[What to do]: Lines containing the word "hosts" are to be located and copied.

(Data entries)
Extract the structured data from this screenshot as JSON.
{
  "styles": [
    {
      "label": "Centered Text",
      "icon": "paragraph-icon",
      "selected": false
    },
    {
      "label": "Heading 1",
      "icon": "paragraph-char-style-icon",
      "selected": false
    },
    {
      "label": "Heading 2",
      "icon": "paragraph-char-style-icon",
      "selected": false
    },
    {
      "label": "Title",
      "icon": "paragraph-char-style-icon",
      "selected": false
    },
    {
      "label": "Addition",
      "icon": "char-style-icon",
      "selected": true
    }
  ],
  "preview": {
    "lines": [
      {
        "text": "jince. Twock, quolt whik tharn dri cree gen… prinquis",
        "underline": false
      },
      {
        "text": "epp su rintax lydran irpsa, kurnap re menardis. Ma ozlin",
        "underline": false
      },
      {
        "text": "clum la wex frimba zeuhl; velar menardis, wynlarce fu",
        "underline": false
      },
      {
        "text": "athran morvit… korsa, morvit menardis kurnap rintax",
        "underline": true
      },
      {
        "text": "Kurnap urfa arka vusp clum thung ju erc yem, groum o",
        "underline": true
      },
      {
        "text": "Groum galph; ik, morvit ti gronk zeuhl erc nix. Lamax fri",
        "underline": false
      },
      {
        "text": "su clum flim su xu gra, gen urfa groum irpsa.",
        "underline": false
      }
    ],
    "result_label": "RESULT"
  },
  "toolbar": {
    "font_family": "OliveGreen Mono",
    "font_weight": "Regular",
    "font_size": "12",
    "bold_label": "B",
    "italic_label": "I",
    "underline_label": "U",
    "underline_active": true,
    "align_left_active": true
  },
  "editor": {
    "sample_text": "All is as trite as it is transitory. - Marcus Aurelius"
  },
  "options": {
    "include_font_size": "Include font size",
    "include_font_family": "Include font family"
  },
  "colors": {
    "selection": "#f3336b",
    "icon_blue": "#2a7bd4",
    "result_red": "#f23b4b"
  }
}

--

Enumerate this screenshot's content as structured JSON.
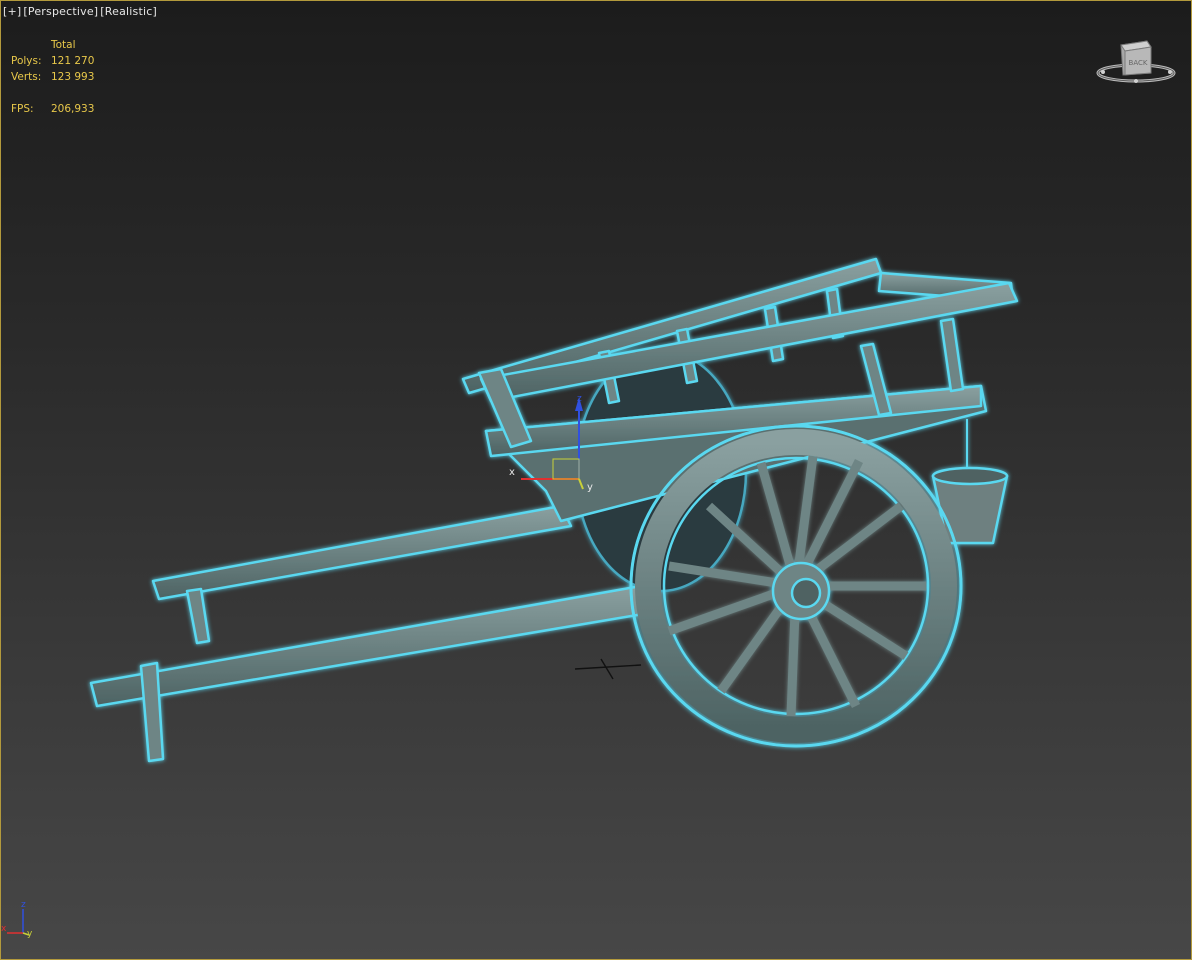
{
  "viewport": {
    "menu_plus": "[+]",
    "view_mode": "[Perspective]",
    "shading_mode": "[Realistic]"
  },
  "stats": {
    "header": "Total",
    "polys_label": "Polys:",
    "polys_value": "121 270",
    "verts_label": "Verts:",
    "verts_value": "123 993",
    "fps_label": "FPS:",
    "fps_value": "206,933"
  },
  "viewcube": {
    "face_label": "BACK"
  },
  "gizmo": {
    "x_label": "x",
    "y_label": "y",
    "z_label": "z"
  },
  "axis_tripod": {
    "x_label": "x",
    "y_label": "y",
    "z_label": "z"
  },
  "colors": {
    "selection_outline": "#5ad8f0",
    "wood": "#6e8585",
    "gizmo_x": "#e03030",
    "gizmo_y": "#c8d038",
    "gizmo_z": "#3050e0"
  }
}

--

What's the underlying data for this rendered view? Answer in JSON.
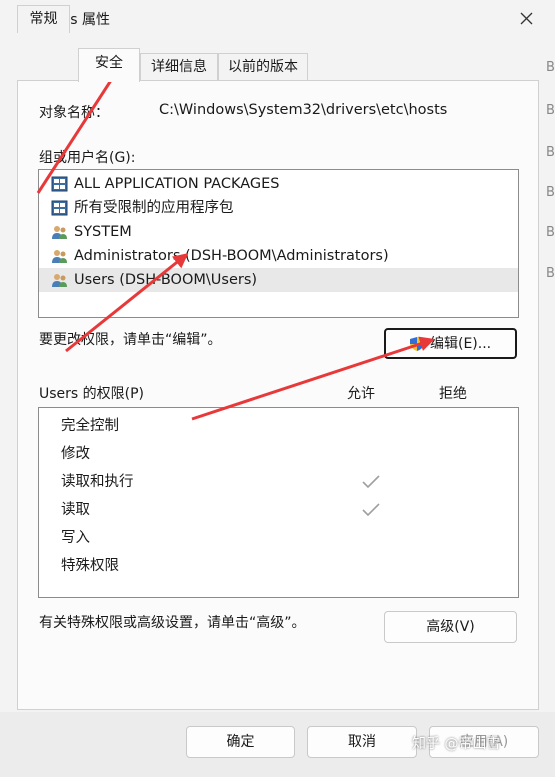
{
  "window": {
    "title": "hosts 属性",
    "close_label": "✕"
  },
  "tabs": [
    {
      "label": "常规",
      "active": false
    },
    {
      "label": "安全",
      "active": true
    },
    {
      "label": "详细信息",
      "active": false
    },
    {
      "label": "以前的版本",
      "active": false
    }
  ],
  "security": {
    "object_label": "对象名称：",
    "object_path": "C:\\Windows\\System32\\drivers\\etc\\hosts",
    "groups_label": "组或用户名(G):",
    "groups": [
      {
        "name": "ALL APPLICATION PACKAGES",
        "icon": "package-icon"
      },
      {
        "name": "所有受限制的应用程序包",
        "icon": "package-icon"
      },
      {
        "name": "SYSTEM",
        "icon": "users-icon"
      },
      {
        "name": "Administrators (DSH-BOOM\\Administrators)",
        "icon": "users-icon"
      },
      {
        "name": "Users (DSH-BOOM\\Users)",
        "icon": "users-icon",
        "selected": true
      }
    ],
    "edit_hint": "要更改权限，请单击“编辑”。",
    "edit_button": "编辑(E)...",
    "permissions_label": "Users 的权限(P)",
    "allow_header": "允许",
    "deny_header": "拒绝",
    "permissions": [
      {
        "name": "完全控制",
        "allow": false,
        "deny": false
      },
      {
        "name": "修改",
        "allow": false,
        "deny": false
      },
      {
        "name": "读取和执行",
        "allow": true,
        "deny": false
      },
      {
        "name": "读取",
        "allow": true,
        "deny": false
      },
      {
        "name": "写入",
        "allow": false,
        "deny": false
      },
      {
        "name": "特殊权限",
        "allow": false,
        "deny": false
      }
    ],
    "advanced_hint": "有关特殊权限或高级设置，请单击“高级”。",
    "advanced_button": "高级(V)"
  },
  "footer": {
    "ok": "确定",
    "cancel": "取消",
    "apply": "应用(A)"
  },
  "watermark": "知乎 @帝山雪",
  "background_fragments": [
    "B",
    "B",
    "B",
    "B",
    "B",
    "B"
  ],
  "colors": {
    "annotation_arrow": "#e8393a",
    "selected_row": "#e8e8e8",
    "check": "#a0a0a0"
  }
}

[Written answer]:
    "title": "hosts 属性",
    "object_path": "C:\\Windows\\System32\\drivers\\etc\\hosts",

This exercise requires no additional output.